§ **What is required**
Pull every "Ноябрь" line out of the data below.

§ **Record list**

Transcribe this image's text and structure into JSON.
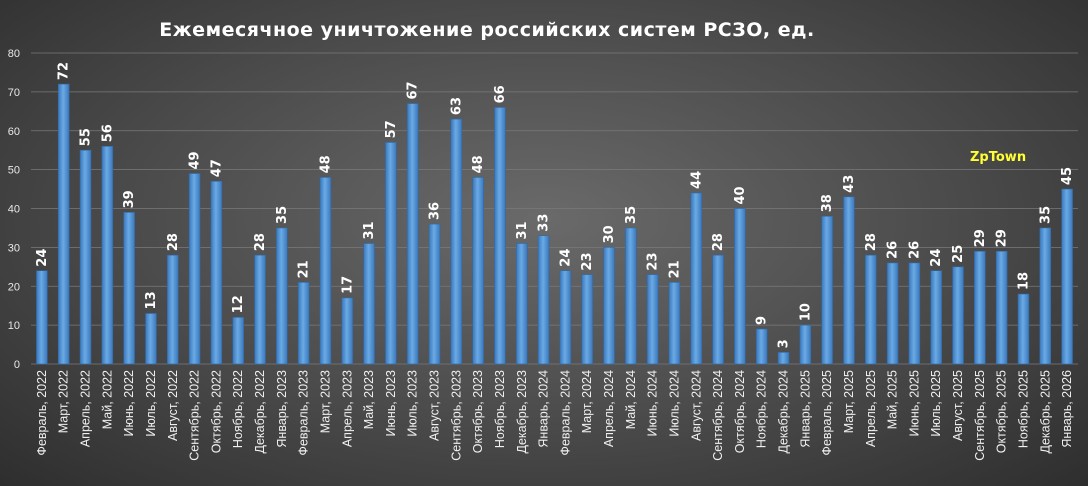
{
  "watermark": "ZpTown",
  "colors": {
    "bar": "#5b9bd5",
    "bar_dark": "#2f6aa8",
    "grid": "#7a7a7a"
  },
  "chart_data": {
    "type": "bar",
    "title": "Ежемесячное  уничтожение  российских  систем РСЗО,  ед.",
    "xlabel": "",
    "ylabel": "",
    "ylim": [
      0,
      80
    ],
    "yticks": [
      0,
      10,
      20,
      30,
      40,
      50,
      60,
      70,
      80
    ],
    "grid": true,
    "categories": [
      "Февраль, 2022",
      "Март, 2022",
      "Апрель, 2022",
      "Май, 2022",
      "Июнь, 2022",
      "Июль, 2022",
      "Август, 2022",
      "Сентябрь, 2022",
      "Октябрь, 2022",
      "Ноябрь, 2022",
      "Декабрь, 2022",
      "Январь, 2023",
      "Февраль, 2023",
      "Март, 2023",
      "Апрель, 2023",
      "Май, 2023",
      "Июнь, 2023",
      "Июль, 2023",
      "Август, 2023",
      "Сентябрь, 2023",
      "Октябрь, 2023",
      "Ноябрь, 2023",
      "Декабрь, 2023",
      "Январь, 2024",
      "Февраль, 2024",
      "Март, 2024",
      "Апрель, 2024",
      "Май, 2024",
      "Июнь, 2024",
      "Июль, 2024",
      "Август, 2024",
      "Сентябрь, 2024",
      "Октябрь, 2024",
      "Ноябрь, 2024",
      "Декабрь, 2024",
      "Январь, 2025",
      "Февраль, 2025",
      "Март, 2025",
      "Апрель, 2025",
      "Май, 2025",
      "Июнь, 2025",
      "Июль, 2025",
      "Август, 2025",
      "Сентябрь, 2025",
      "Октябрь, 2025",
      "Ноябрь, 2025",
      "Декабрь, 2025",
      "Январь, 2026"
    ],
    "values": [
      24,
      72,
      55,
      56,
      39,
      13,
      28,
      49,
      47,
      12,
      28,
      35,
      21,
      48,
      17,
      31,
      57,
      67,
      36,
      63,
      48,
      66,
      31,
      33,
      24,
      23,
      30,
      35,
      23,
      21,
      44,
      28,
      40,
      9,
      3,
      10,
      38,
      43,
      28,
      26,
      26,
      24,
      25,
      29,
      29,
      18,
      35,
      45
    ]
  }
}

§ **Result of this task**
      "Ноябрь, 2022",
      "Ноябрь, 2023",
      "Ноябрь, 2024",
      "Ноябрь, 2025",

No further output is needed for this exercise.